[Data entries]
****

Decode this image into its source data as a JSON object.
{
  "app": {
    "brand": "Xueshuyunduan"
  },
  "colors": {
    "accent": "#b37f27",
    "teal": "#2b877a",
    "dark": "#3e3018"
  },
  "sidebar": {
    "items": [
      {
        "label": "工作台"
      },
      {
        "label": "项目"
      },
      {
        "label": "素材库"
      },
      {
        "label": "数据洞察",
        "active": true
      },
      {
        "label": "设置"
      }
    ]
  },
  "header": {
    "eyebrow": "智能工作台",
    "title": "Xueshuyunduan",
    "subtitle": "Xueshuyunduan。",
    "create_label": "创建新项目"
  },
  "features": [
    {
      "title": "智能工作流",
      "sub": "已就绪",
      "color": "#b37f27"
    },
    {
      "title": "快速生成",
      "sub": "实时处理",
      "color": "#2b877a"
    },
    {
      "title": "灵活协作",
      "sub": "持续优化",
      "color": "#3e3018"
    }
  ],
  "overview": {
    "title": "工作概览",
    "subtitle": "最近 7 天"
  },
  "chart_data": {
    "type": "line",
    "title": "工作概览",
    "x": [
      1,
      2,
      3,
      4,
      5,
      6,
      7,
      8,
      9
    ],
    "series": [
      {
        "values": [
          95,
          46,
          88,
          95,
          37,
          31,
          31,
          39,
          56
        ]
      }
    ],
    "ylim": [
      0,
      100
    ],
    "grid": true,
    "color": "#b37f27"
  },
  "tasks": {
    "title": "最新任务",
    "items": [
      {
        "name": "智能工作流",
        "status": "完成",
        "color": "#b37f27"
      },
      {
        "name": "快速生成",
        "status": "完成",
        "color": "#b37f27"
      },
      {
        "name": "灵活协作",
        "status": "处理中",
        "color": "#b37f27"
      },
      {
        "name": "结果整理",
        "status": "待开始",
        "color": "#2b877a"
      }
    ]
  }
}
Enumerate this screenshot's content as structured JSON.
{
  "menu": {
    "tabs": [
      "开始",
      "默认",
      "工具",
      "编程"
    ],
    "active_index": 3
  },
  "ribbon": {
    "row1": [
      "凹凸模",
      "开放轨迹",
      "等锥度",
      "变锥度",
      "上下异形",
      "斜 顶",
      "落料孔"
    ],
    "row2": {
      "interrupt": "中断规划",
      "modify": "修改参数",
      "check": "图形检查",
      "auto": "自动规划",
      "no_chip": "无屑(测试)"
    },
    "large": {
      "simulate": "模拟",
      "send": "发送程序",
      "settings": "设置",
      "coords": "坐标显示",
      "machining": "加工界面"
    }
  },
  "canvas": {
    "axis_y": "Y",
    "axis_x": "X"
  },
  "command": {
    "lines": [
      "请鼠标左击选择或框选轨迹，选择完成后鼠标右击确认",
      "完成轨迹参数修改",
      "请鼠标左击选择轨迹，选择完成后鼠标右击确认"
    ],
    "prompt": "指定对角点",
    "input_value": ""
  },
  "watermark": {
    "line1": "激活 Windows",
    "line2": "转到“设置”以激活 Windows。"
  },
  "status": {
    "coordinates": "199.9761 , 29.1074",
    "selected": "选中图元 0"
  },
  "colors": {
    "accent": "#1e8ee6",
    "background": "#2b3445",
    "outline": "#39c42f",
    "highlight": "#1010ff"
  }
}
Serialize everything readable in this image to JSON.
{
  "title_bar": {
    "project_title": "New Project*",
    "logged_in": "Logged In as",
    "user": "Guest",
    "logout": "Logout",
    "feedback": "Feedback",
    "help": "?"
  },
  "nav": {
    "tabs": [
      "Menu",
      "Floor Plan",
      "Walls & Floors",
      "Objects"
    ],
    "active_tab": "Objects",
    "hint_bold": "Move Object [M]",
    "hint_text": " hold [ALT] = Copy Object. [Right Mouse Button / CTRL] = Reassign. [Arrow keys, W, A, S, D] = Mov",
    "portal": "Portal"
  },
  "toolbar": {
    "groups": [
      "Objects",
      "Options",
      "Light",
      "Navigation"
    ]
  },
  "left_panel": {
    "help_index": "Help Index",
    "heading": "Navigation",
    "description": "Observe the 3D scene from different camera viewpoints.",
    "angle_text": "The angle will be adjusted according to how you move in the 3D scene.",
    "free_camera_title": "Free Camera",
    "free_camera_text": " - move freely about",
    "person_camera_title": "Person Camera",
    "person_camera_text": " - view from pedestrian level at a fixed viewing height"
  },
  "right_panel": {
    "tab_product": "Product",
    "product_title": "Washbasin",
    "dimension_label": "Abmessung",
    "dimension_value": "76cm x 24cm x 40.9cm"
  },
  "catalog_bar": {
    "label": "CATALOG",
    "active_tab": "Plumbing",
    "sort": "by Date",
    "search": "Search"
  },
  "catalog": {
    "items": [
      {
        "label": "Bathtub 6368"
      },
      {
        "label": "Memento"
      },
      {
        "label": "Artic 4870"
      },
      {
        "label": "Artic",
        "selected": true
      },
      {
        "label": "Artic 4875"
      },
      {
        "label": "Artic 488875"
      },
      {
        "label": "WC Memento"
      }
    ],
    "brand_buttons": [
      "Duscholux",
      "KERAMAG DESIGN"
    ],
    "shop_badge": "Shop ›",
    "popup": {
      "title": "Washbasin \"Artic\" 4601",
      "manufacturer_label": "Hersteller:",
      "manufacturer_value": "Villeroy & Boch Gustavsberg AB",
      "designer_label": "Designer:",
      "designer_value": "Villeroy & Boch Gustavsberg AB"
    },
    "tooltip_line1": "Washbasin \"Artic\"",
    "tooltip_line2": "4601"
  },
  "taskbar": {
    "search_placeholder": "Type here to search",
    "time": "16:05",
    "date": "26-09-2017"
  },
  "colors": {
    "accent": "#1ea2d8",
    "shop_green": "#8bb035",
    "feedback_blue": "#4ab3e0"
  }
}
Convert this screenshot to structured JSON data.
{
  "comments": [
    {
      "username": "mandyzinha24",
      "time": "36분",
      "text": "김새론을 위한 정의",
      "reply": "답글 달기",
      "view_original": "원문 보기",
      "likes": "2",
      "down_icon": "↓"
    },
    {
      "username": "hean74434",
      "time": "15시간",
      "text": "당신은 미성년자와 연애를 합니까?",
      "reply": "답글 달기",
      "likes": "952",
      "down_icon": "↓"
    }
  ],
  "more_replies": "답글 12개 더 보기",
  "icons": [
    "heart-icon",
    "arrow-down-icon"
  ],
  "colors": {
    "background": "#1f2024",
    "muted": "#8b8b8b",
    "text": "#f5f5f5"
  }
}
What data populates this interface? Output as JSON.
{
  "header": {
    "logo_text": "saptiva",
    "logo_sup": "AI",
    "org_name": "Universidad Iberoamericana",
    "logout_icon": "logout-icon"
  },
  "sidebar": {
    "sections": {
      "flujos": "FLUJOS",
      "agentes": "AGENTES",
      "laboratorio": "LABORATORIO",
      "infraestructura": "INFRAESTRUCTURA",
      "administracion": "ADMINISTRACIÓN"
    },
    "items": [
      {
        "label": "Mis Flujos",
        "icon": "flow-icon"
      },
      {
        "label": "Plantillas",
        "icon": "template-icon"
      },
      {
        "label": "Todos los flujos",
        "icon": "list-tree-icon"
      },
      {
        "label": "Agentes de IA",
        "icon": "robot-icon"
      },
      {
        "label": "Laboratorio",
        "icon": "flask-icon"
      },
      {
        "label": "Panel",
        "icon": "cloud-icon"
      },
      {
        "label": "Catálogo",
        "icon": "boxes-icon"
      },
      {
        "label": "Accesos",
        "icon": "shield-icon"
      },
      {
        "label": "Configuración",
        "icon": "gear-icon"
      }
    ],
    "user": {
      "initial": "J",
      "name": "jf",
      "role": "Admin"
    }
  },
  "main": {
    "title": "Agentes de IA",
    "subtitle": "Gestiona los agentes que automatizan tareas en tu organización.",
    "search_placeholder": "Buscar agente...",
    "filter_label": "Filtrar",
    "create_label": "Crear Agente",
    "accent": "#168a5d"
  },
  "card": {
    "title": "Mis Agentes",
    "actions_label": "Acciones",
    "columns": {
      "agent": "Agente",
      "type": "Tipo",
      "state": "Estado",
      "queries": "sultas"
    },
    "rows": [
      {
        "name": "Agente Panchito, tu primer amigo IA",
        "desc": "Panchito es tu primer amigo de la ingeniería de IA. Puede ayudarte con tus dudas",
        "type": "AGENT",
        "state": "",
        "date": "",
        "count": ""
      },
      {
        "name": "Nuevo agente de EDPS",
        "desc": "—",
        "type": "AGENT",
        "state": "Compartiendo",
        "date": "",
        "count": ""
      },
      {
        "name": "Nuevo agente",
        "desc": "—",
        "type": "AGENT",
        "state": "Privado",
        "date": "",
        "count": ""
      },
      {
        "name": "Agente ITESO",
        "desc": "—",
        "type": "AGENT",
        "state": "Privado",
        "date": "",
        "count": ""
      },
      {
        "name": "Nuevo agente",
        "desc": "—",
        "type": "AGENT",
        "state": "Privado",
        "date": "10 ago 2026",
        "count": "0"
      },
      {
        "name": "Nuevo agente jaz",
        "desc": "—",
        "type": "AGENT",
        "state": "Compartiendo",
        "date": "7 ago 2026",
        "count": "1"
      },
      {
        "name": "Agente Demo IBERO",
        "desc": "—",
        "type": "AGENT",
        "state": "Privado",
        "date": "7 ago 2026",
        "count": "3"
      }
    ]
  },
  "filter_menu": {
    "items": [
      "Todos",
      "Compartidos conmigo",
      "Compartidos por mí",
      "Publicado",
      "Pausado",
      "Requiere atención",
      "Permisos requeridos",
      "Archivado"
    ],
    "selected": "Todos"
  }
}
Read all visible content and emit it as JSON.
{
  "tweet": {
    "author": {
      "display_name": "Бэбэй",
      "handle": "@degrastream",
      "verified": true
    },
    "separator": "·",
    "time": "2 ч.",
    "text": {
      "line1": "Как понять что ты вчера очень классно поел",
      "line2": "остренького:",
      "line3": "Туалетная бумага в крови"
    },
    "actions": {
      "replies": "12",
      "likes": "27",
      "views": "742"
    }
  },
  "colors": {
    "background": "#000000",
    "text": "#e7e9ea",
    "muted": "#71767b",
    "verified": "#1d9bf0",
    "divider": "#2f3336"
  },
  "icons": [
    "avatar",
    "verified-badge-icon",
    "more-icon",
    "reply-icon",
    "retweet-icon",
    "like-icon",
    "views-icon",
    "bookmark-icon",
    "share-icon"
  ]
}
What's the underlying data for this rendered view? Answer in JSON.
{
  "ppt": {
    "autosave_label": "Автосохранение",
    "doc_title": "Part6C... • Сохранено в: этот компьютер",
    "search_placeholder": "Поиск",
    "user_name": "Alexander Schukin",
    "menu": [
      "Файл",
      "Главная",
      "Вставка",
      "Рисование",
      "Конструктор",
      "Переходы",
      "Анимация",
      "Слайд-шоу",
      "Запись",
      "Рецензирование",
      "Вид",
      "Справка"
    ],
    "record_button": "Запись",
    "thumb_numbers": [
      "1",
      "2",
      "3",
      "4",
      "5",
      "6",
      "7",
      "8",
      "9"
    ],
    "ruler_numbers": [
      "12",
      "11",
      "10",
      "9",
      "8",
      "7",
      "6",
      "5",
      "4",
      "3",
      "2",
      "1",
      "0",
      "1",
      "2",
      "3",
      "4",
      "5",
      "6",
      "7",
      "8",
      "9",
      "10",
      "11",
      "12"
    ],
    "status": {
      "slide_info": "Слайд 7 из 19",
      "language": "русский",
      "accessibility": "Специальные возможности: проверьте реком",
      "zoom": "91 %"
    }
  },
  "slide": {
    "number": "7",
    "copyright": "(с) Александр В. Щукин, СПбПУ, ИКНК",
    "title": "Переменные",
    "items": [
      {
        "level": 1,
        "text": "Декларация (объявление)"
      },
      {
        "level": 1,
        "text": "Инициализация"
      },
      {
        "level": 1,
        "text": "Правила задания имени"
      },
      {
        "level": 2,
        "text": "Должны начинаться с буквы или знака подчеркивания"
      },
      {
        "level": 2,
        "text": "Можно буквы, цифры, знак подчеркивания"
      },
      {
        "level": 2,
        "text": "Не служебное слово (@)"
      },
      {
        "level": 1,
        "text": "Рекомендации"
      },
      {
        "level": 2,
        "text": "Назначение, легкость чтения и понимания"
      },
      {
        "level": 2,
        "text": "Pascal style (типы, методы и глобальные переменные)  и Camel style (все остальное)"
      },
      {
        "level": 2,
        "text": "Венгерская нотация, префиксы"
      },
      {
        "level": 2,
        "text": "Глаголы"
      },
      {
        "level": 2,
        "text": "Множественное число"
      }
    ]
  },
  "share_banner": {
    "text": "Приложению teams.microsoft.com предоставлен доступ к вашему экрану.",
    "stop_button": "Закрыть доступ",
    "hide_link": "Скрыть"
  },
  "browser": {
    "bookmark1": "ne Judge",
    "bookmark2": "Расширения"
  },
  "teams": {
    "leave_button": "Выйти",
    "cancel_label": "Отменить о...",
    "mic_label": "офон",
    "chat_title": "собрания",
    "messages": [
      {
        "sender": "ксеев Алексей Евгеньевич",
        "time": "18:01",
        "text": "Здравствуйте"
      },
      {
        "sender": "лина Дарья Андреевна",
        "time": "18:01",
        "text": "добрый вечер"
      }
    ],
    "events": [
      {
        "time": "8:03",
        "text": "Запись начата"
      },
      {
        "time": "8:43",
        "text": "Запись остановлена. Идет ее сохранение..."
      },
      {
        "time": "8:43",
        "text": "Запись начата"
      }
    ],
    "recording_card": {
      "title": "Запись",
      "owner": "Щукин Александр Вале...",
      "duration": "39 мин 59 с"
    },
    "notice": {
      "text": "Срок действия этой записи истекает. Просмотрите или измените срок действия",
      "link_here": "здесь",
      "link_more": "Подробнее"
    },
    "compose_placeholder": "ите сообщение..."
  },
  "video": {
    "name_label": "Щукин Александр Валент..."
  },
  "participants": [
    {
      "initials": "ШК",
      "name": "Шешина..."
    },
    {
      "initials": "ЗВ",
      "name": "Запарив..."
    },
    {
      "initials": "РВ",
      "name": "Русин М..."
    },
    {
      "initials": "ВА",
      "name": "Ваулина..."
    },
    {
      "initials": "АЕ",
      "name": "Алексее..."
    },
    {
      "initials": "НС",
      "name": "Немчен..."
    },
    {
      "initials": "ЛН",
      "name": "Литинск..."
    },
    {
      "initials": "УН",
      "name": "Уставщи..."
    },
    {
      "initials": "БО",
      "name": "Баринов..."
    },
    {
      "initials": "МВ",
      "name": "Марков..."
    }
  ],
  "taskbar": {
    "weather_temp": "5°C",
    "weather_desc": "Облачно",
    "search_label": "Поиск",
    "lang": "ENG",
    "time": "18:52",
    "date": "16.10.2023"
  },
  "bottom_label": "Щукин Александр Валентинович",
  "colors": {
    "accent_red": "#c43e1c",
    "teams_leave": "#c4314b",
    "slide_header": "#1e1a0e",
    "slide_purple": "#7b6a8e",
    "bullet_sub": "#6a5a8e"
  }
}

****

- **Aim**: Copy all lines above containing the string "选择完成后鼠标右击确认".

- **Solution for this problem**:
      "请鼠标左击选择或框选轨迹，选择完成后鼠标右击确认",
      "请鼠标左击选择轨迹，选择完成后鼠标右击确认"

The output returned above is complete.